==== Kaynak Metin ====

Aslında günün birinde sürecin buraya varacağını tahmin etmek asla güç değildi.
Yani, ABD'nin ve AB'nin doğrudan desteği ile duvardan asılmış tüfeğin piyesin sonuna doğru şahsen Aliyev tarafından ateşlendirileceğini Batılı ülkelerin yöneticilerinin bilmemesi, eşyanın tabiatına aykırı bir durum olurdu.
Bunun birkaç sebebi var:
1. Aliyevler iktidarı uluslararası alanda siyaseti hep "istediğin her şeyi veriyorum ve yapıyorum, sen de benim aleyhimde olmayacaksın" ilkesi üzerinde kurmuştur ve dış ülkelerin de buna uymalarını istemekle kendi ilke ve prensipleri bakımından haklıdır.

==== Mevcut Veriler ====

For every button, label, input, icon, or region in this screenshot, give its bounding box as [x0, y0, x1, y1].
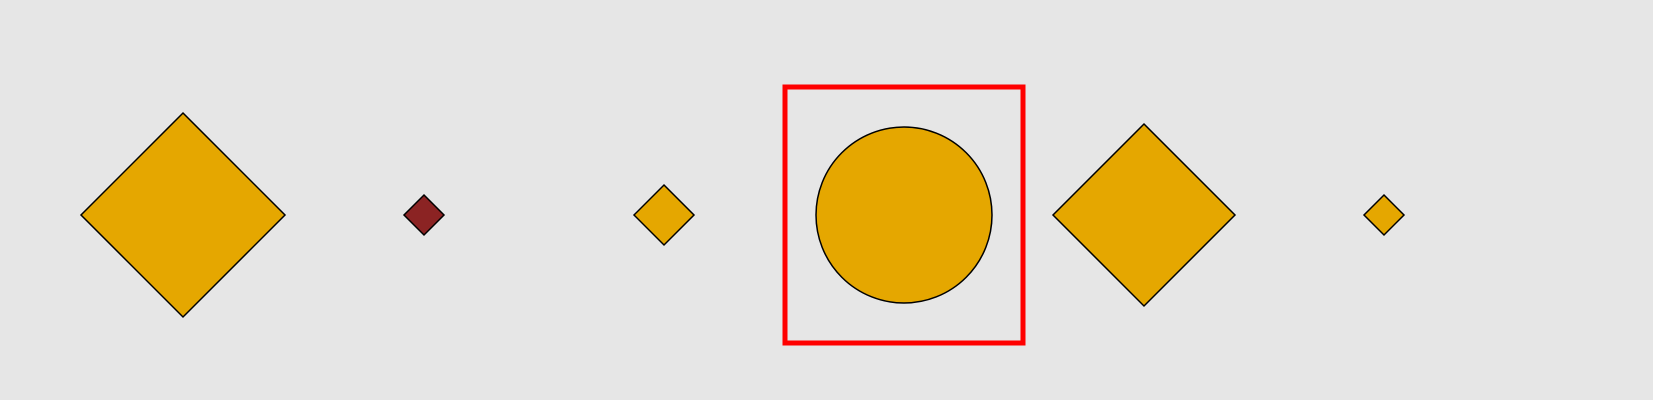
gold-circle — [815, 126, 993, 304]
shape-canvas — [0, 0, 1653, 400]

====

Çalışma Görevleri
• A. Kaynak metne göre Batılı ülkelerin yöneticilerinin bu sonucu bilmemesi neden eşyanın tabiatına aykırı olurdu? Metinde sayılan ilk sebebi bir ile üç cümle arasında açıklayın.
• B. Kaynak metindeki bütün özel adları (ülke, kuruluş ve kişi adları) metinde geçtikleri biçimle sıralayın.
• C. Kaynak metne göre duvardan asılmış tüfek piyesin sonuna doğru kim tarafından ateşlenecektir?

Tamamlanan Alıştırma
• A. Aliyevler iktidarı, uluslararası siyasetini hep "istediğin her şeyi veriyorum ve yapıyorum, sen de benim aleyhimde olmayacaksın" ilkesi üzerine kurmuştur. Metne göre Aliyevler, dış ülkelerin de bu ilkeye uymasını istemekte kendi ilke ve prensipleri bakımından haklıdır.

• B.
- ABD
- AB
- Aliyev
- Aliyevler

• C. Şahsen Aliyev tarafından.